## Instruction
Only the pictures are to be left out; set down the rest of the records exactly.

(Figure record extracts)
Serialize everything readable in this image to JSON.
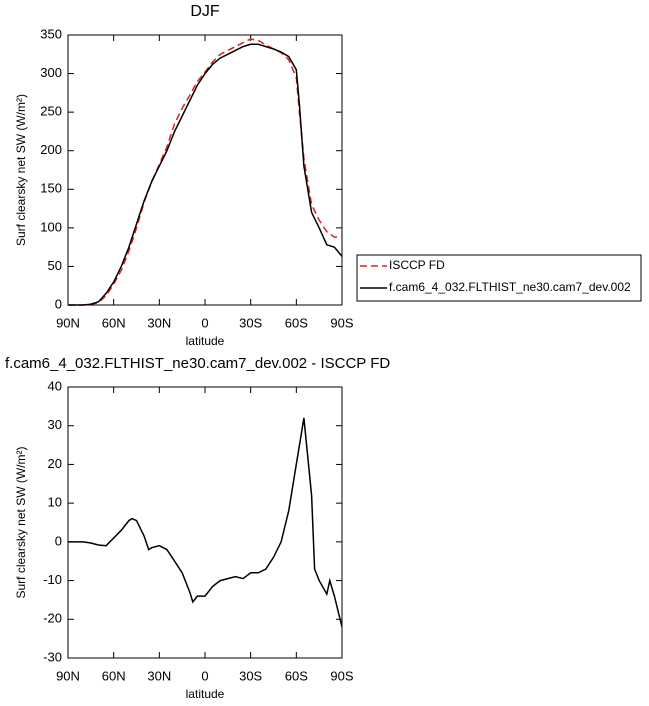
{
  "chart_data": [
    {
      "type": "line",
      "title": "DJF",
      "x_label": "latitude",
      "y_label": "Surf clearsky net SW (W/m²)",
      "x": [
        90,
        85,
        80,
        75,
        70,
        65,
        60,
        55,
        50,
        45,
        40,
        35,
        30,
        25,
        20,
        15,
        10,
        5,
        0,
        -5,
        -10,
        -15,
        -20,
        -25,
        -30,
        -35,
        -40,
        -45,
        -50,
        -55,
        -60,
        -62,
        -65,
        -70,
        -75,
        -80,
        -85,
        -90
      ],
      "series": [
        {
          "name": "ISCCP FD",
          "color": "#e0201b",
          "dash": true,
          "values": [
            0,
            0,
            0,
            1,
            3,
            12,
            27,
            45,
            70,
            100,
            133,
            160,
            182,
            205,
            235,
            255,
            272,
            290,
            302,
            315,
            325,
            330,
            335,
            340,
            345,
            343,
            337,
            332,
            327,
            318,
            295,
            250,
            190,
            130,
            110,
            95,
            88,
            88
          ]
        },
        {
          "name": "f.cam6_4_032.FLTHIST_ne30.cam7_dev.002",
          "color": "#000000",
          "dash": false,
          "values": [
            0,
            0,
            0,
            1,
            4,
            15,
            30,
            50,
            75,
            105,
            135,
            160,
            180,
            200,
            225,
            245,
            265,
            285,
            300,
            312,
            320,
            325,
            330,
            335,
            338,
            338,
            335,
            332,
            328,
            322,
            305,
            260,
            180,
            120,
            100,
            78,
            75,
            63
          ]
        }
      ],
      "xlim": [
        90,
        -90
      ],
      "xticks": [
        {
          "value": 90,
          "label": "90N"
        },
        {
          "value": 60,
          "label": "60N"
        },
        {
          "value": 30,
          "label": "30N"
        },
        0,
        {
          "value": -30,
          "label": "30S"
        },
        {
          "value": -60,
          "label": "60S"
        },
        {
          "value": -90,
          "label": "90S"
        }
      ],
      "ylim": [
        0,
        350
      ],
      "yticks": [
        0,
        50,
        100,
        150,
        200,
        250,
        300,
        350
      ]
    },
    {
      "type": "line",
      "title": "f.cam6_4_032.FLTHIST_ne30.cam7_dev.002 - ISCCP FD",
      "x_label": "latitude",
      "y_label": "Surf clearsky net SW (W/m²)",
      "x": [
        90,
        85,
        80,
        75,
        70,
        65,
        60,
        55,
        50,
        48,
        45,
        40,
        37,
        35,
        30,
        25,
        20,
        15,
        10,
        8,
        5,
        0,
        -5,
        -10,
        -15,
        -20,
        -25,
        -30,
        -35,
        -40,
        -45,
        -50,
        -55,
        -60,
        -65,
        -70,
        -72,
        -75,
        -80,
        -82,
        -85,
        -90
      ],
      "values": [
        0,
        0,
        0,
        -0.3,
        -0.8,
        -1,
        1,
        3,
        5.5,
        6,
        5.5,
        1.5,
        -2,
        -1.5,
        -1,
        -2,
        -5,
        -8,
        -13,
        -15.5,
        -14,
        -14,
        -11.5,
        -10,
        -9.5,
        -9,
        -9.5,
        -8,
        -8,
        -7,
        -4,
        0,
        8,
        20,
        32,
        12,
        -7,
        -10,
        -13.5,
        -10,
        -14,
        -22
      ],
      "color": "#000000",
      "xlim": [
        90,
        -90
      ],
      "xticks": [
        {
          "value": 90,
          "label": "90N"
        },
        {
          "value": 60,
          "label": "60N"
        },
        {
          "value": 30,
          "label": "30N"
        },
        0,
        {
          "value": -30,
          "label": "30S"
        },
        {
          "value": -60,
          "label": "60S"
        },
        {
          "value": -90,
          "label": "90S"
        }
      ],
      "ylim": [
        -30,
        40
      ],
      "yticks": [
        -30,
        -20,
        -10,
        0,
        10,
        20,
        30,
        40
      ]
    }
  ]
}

## Correct result
Serialize everything readable in this image to JSON.
{
  "chart_data": [
    {
      "type": "line",
      "title": "DJF",
      "x_label": "latitude",
      "y_label": "Surf clearsky net SW (W/m²)",
      "x": [
        90,
        85,
        80,
        75,
        70,
        65,
        60,
        55,
        50,
        45,
        40,
        35,
        30,
        25,
        20,
        15,
        10,
        5,
        0,
        -5,
        -10,
        -15,
        -20,
        -25,
        -30,
        -35,
        -40,
        -45,
        -50,
        -55,
        -60,
        -62,
        -65,
        -70,
        -75,
        -80,
        -85,
        -90
      ],
      "series": [
        {
          "name": "ISCCP FD",
          "color": "#e0201b",
          "dash": true,
          "values": [
            0,
            0,
            0,
            1,
            3,
            12,
            27,
            45,
            70,
            100,
            133,
            160,
            182,
            205,
            235,
            255,
            272,
            290,
            302,
            315,
            325,
            330,
            335,
            340,
            345,
            343,
            337,
            332,
            327,
            318,
            295,
            250,
            190,
            130,
            110,
            95,
            88,
            88
          ]
        },
        {
          "name": "f.cam6_4_032.FLTHIST_ne30.cam7_dev.002",
          "color": "#000000",
          "dash": false,
          "values": [
            0,
            0,
            0,
            1,
            4,
            15,
            30,
            50,
            75,
            105,
            135,
            160,
            180,
            200,
            225,
            245,
            265,
            285,
            300,
            312,
            320,
            325,
            330,
            335,
            338,
            338,
            335,
            332,
            328,
            322,
            305,
            260,
            180,
            120,
            100,
            78,
            75,
            63
          ]
        }
      ],
      "xlim": [
        90,
        -90
      ],
      "xticks": [
        {
          "value": 90,
          "label": "90N"
        },
        {
          "value": 60,
          "label": "60N"
        },
        {
          "value": 30,
          "label": "30N"
        },
        0,
        {
          "value": -30,
          "label": "30S"
        },
        {
          "value": -60,
          "label": "60S"
        },
        {
          "value": -90,
          "label": "90S"
        }
      ],
      "ylim": [
        0,
        350
      ],
      "yticks": [
        0,
        50,
        100,
        150,
        200,
        250,
        300,
        350
      ]
    },
    {
      "type": "line",
      "title": "f.cam6_4_032.FLTHIST_ne30.cam7_dev.002 - ISCCP FD",
      "x_label": "latitude",
      "y_label": "Surf clearsky net SW (W/m²)",
      "x": [
        90,
        85,
        80,
        75,
        70,
        65,
        60,
        55,
        50,
        48,
        45,
        40,
        37,
        35,
        30,
        25,
        20,
        15,
        10,
        8,
        5,
        0,
        -5,
        -10,
        -15,
        -20,
        -25,
        -30,
        -35,
        -40,
        -45,
        -50,
        -55,
        -60,
        -65,
        -70,
        -72,
        -75,
        -80,
        -82,
        -85,
        -90
      ],
      "values": [
        0,
        0,
        0,
        -0.3,
        -0.8,
        -1,
        1,
        3,
        5.5,
        6,
        5.5,
        1.5,
        -2,
        -1.5,
        -1,
        -2,
        -5,
        -8,
        -13,
        -15.5,
        -14,
        -14,
        -11.5,
        -10,
        -9.5,
        -9,
        -9.5,
        -8,
        -8,
        -7,
        -4,
        0,
        8,
        20,
        32,
        12,
        -7,
        -10,
        -13.5,
        -10,
        -14,
        -22
      ],
      "color": "#000000",
      "xlim": [
        90,
        -90
      ],
      "xticks": [
        {
          "value": 90,
          "label": "90N"
        },
        {
          "value": 60,
          "label": "60N"
        },
        {
          "value": 30,
          "label": "30N"
        },
        0,
        {
          "value": -30,
          "label": "30S"
        },
        {
          "value": -60,
          "label": "60S"
        },
        {
          "value": -90,
          "label": "90S"
        }
      ],
      "ylim": [
        -30,
        40
      ],
      "yticks": [
        -30,
        -20,
        -10,
        0,
        10,
        20,
        30,
        40
      ]
    }
  ]
}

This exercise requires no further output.